(Dataset entries)
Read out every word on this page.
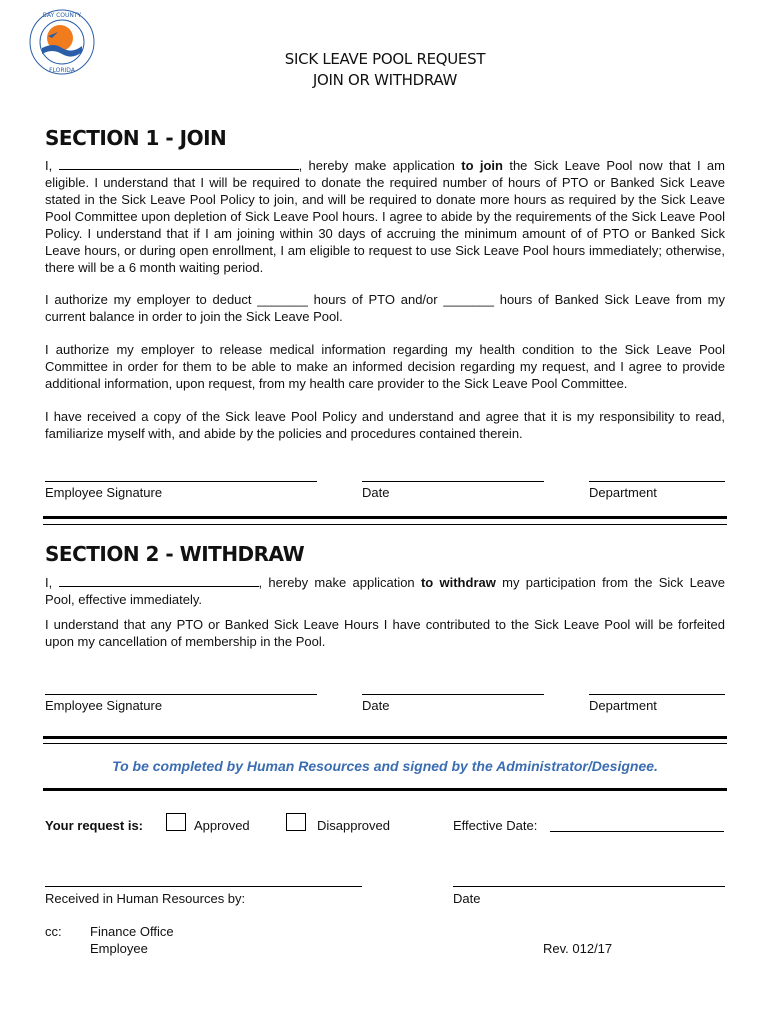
BAY COUNTY
FLORIDA
SICK LEAVE POOL REQUEST
JOIN OR WITHDRAW
SECTION 1 - JOIN
I,	, hereby make application to join the Sick Leave Pool now that I am eligible. I understand that I will be required to donate the required number of hours of PTO or Banked Sick Leave stated in the Sick Leave Pool Policy to join, and will be required to donate more hours as required by the Sick Leave Pool Committee upon depletion of Sick Leave Pool hours. I agree to abide by the requirements of the Sick Leave Pool Policy. I understand that if I am joining within 30 days of accruing the minimum amount of of PTO or Banked Sick Leave hours, or during open enrollment, I am eligible to request to use Sick Leave Pool hours immediately; otherwise, there will be a 6 month waiting period.
I authorize my employer to deduct _______ hours of PTO and/or _______ hours of Banked Sick Leave from my current balance in order to join the Sick Leave Pool.
I authorize my employer to release medical information regarding my health condition to the Sick Leave Pool Committee in order for them to be able to make an informed decision regarding my request, and I agree to provide additional information, upon request, from my health care provider to the Sick Leave Pool Committee.
I have received a copy of the Sick leave Pool Policy and understand and agree that it is my responsibility to read, familiarize myself with, and abide by the policies and procedures contained therein.
Employee Signature	Date	Department
SECTION 2 - WITHDRAW
I,	, hereby make application to withdraw my participation from the Sick Leave Pool, effective immediately.
I understand that any PTO or Banked Sick Leave Hours I have contributed to the Sick Leave Pool will be forfeited upon my cancellation of membership in the Pool.
Employee Signature	Date	Department
To be completed by Human Resources and signed by the Administrator/Designee.
Your request is:	Approved	Disapproved	Effective Date:
Received in Human Resources by:	Date
cc: Finance Office
Employee	Rev. 012/17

Objective
Output every entry exactly as given; pictures are not part of the copy.

Solution for this task
Read out every word on this page.
BAY COUNTY
FLORIDA
SICK LEAVE POOL REQUEST
JOIN OR WITHDRAW
SECTION 1 - JOIN
I,	, hereby make application to join the Sick Leave Pool now that I am eligible. I understand that I will be required to donate the required number of hours of PTO or Banked Sick Leave stated in the Sick Leave Pool Policy to join, and will be required to donate more hours as required by the Sick Leave Pool Committee upon depletion of Sick Leave Pool hours. I agree to abide by the requirements of the Sick Leave Pool Policy. I understand that if I am joining within 30 days of accruing the minimum amount of of PTO or Banked Sick Leave hours, or during open enrollment, I am eligible to request to use Sick Leave Pool hours immediately; otherwise, there will be a 6 month waiting period.
I authorize my employer to deduct _______ hours of PTO and/or _______ hours of Banked Sick Leave from my current balance in order to join the Sick Leave Pool.
I authorize my employer to release medical information regarding my health condition to the Sick Leave Pool Committee in order for them to be able to make an informed decision regarding my request, and I agree to provide additional information, upon request, from my health care provider to the Sick Leave Pool Committee.
I have received a copy of the Sick leave Pool Policy and understand and agree that it is my responsibility to read, familiarize myself with, and abide by the policies and procedures contained therein.
Employee Signature	Date	Department
SECTION 2 - WITHDRAW
I,	, hereby make application to withdraw my participation from the Sick Leave Pool, effective immediately.
I understand that any PTO or Banked Sick Leave Hours I have contributed to the Sick Leave Pool will be forfeited upon my cancellation of membership in the Pool.
Employee Signature	Date	Department
To be completed by Human Resources and signed by the Administrator/Designee.
Your request is:	Approved	Disapproved	Effective Date:
Received in Human Resources by:	Date
cc: Finance Office
Employee	Rev. 012/17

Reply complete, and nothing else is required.